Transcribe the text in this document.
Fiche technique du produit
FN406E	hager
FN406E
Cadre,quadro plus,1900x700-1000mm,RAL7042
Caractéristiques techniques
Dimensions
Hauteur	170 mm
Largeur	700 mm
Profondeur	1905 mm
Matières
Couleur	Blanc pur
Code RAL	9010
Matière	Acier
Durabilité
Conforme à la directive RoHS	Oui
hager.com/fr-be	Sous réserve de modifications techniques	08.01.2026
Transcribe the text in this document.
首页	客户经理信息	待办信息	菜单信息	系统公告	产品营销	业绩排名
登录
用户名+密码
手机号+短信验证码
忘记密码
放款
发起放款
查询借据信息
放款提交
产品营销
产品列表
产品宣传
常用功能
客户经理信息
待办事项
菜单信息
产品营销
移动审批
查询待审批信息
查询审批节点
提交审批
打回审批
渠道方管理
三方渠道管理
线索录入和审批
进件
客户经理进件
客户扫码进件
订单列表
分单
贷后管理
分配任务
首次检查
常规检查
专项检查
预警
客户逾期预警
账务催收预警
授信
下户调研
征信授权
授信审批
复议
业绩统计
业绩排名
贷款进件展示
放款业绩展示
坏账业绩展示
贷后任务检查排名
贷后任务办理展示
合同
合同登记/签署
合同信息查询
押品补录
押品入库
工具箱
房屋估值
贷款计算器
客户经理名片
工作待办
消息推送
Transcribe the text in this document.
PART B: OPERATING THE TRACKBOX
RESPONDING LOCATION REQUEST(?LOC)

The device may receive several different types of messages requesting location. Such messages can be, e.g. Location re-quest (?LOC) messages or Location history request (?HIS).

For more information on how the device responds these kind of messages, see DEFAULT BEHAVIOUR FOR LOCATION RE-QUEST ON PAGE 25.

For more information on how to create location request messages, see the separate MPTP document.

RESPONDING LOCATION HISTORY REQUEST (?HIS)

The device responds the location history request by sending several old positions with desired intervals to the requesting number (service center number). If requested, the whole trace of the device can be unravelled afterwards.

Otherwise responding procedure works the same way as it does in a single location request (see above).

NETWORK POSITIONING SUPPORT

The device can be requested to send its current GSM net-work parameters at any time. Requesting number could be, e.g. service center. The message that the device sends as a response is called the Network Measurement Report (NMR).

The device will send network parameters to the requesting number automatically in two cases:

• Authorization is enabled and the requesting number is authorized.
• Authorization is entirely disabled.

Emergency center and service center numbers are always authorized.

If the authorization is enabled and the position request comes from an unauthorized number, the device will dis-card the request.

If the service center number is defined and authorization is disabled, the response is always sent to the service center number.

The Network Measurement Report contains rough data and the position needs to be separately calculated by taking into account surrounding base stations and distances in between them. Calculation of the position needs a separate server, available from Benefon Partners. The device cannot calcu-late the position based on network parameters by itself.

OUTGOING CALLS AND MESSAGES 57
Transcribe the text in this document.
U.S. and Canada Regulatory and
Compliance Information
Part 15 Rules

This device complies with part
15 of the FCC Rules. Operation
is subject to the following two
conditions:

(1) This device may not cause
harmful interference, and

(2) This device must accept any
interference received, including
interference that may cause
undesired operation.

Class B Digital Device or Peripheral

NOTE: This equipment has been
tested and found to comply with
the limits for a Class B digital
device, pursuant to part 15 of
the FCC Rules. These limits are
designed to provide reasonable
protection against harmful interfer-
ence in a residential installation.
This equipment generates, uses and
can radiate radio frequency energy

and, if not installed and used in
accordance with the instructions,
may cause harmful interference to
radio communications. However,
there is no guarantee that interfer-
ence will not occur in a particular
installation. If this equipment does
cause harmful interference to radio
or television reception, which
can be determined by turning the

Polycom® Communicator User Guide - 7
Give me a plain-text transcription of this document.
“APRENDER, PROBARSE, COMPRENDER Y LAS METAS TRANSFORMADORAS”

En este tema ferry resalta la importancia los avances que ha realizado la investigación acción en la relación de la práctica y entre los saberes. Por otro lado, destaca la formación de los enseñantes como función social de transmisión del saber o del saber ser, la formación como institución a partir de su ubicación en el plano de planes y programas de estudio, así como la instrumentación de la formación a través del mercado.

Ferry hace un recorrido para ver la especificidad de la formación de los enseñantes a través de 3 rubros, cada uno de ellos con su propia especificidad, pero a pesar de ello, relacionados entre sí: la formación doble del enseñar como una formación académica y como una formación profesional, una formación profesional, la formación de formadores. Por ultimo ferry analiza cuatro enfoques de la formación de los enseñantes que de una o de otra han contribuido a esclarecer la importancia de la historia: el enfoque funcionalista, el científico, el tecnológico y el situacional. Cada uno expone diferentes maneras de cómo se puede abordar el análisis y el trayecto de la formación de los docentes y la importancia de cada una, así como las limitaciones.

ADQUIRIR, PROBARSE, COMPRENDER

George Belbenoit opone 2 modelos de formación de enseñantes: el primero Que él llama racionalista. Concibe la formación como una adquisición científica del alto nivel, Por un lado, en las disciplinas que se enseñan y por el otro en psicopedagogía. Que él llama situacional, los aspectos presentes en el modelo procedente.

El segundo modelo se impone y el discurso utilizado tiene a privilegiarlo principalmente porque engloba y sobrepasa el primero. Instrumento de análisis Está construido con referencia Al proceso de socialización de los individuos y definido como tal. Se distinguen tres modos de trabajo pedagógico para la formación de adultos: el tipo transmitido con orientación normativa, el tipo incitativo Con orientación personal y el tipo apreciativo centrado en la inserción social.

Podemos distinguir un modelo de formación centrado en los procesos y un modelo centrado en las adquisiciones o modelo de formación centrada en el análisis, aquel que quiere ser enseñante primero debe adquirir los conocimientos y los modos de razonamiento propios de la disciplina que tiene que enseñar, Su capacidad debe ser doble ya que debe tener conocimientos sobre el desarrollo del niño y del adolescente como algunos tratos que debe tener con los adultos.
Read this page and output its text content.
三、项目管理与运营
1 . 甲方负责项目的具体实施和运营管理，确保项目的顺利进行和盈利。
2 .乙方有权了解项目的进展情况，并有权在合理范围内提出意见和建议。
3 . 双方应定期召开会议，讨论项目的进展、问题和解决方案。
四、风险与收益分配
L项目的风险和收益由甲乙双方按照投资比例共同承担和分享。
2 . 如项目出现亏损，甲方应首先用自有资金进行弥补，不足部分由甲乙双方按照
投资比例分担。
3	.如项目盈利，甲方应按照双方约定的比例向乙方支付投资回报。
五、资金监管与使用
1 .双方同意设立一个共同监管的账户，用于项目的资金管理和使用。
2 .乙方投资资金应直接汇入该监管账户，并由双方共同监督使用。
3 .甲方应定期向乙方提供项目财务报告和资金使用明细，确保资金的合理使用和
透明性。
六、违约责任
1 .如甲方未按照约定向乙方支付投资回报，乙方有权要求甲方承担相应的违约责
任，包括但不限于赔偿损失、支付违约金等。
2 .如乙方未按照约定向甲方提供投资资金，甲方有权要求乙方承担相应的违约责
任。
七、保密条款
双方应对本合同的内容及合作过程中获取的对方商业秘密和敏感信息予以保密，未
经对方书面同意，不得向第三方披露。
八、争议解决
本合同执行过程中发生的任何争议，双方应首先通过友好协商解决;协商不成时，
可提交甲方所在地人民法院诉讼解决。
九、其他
==========
## [Required work]
Track down every line of the material containing the string "equipment", and copy it.

## [Output of the exercise]
NOTE: This equipment has been
This equipment generates, uses and
installation. If this equipment does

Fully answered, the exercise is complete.